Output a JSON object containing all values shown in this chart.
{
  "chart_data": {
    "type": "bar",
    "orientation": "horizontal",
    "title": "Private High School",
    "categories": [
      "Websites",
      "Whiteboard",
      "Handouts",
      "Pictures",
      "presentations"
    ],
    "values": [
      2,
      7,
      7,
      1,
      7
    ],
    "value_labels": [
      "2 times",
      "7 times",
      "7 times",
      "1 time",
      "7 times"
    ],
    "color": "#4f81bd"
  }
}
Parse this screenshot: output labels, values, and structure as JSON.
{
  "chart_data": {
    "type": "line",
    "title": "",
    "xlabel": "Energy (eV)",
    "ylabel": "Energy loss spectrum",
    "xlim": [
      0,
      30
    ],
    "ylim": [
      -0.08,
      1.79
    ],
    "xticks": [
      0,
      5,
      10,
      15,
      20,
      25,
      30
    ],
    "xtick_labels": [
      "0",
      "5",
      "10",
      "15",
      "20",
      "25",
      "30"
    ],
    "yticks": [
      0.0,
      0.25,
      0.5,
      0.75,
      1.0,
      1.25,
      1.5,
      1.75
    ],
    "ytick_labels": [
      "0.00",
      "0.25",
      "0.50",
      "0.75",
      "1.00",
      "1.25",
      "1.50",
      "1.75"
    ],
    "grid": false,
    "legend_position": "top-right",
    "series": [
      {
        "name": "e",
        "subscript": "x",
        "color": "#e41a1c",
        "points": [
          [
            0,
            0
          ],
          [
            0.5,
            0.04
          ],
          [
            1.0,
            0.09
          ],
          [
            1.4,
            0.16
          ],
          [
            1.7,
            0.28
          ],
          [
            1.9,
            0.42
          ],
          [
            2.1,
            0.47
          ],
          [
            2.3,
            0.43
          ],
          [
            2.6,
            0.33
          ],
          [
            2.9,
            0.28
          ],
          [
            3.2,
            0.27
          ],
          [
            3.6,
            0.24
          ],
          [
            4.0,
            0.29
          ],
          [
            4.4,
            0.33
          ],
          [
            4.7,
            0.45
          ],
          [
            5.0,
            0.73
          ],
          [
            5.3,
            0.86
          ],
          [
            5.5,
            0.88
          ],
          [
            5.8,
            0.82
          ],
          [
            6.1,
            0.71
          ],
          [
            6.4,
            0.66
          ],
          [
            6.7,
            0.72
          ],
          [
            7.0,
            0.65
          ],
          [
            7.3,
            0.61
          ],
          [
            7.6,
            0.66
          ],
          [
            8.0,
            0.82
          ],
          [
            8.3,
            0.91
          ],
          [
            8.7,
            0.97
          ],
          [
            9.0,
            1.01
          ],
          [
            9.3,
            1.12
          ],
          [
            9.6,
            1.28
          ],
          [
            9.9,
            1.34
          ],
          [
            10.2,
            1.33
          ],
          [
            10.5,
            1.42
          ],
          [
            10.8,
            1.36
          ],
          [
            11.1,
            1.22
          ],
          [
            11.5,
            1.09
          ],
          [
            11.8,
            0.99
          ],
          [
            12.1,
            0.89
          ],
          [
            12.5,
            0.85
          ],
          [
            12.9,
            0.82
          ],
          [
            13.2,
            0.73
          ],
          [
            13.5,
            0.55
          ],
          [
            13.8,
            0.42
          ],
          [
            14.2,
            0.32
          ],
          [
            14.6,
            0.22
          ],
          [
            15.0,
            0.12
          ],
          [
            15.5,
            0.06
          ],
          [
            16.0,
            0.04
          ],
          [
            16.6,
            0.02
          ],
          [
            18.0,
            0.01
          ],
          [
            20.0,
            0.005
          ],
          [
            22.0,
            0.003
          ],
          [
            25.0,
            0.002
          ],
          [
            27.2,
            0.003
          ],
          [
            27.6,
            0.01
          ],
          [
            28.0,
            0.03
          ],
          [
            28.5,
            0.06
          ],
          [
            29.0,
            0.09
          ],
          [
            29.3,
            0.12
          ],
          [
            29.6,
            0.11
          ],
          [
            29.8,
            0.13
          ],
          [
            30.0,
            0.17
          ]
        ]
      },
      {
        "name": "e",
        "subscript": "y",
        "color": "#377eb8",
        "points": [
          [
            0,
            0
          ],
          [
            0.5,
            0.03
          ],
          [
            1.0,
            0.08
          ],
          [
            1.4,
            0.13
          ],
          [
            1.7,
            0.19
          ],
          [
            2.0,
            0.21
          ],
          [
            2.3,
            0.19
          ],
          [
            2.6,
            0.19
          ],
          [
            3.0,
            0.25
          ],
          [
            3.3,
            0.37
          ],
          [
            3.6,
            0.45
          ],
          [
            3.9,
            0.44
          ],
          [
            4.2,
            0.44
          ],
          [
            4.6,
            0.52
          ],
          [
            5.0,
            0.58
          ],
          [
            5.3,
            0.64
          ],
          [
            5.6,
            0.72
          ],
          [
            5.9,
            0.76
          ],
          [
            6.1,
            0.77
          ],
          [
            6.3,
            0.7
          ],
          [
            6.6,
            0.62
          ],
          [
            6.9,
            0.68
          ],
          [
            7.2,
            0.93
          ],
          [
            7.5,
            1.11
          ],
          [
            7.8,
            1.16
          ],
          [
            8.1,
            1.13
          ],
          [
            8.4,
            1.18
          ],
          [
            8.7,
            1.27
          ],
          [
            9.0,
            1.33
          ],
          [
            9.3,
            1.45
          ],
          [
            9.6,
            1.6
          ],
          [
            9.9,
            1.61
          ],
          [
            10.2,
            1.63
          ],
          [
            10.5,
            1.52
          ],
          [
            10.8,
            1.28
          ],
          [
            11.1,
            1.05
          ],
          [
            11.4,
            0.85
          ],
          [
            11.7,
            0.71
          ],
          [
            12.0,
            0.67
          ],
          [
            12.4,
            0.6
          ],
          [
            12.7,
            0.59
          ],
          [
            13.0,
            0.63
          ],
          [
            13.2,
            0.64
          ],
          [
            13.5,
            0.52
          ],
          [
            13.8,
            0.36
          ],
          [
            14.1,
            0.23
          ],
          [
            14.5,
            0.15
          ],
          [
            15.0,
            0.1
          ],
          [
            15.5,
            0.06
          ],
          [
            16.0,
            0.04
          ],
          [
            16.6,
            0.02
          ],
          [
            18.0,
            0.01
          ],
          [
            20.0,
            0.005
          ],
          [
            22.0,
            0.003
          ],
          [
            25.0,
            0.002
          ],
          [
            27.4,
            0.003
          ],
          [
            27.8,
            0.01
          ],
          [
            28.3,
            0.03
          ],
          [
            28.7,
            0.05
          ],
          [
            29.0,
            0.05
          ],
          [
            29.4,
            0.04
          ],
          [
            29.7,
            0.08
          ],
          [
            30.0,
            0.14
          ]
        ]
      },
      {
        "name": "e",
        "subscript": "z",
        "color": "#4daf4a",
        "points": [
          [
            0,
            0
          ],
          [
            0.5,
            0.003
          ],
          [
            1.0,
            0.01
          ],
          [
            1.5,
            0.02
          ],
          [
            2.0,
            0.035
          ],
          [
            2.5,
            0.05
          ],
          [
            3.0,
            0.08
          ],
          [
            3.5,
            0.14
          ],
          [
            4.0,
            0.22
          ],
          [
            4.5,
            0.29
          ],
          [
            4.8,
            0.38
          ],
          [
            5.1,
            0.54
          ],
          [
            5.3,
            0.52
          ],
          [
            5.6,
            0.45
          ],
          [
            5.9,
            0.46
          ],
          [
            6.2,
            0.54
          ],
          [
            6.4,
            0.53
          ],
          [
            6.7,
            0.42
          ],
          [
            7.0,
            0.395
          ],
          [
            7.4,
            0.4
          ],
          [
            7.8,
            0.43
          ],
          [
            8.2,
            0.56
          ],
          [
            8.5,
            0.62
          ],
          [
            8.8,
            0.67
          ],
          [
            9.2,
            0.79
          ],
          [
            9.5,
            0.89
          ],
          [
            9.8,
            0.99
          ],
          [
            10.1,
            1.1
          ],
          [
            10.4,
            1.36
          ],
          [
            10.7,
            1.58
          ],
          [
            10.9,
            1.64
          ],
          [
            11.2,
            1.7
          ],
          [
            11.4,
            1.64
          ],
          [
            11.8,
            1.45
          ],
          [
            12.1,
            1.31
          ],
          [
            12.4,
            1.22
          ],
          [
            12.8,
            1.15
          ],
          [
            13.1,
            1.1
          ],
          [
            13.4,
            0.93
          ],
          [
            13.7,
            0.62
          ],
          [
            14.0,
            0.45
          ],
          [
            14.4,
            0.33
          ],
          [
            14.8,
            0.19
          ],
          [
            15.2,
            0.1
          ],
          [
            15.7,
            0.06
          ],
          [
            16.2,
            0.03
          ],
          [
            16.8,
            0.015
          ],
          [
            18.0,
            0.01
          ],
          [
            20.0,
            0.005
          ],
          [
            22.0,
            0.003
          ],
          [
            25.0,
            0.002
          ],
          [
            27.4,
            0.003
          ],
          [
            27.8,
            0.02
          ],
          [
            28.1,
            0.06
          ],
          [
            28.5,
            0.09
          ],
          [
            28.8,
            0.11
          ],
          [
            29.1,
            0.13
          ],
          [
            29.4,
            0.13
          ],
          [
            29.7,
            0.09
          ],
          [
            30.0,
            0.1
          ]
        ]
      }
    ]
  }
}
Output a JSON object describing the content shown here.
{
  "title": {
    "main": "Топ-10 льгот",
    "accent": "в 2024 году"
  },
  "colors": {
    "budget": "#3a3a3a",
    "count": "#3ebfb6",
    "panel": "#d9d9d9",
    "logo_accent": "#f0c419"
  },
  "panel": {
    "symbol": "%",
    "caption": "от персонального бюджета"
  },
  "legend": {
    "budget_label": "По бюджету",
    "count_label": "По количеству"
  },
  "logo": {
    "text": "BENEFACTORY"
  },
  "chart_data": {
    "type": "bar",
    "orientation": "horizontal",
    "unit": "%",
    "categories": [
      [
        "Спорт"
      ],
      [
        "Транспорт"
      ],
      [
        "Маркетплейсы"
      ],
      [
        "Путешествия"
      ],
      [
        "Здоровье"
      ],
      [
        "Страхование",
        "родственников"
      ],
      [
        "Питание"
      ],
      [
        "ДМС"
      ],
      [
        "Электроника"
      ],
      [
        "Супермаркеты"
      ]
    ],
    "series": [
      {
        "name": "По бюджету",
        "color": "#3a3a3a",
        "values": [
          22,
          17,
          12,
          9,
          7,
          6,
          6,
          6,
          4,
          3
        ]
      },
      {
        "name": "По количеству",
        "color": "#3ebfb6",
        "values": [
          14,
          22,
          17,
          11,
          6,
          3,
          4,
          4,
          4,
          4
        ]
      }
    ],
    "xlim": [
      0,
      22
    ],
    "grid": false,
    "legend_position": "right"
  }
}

────────────────────────────────────────

→ TASK:
Filter the records down to the lines that contain the string "object", and copy those lines.

→ EXERCISE OUTPUT:
Output a JSON object containing all values shown in this chart.
Output a JSON object describing the content shown here.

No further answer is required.